INSTRUCTION |
Report every line below that contains the word "axis".
:: RAW DATA
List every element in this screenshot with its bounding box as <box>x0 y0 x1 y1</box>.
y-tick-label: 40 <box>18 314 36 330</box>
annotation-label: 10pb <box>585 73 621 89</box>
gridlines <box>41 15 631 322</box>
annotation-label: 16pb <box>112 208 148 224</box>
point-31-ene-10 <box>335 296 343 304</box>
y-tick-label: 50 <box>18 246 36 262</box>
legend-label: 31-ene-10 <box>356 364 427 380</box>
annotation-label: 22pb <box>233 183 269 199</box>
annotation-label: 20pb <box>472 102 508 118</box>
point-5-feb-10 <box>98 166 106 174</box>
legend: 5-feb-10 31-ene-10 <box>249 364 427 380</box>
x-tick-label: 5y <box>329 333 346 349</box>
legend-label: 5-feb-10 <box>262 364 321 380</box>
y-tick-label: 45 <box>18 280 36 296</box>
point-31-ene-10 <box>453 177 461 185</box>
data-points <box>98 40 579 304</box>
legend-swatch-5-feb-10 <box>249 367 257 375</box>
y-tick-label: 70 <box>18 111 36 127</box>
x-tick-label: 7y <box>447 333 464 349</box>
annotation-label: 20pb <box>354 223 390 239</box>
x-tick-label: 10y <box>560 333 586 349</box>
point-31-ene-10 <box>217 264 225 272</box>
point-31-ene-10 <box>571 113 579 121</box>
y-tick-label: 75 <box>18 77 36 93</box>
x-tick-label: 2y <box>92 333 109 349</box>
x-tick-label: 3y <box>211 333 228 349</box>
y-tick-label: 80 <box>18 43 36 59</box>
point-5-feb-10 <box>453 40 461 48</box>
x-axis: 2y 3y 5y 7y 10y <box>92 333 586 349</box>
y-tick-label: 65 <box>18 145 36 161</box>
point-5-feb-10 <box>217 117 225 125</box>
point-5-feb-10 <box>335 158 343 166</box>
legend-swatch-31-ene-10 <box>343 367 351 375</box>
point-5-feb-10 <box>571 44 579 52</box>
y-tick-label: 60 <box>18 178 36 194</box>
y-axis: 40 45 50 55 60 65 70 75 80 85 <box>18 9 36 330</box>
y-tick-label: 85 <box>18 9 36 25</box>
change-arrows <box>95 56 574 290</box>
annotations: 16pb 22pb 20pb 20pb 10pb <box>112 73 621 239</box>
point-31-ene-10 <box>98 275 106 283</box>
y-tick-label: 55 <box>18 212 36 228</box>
::::
TASK RESPONSE |
x-axis: 2y 3y 5y 7y 10y <box>92 333 586 349</box>
y-axis: 40 45 50 55 60 65 70 75 80 85 <box>18 9 36 330</box>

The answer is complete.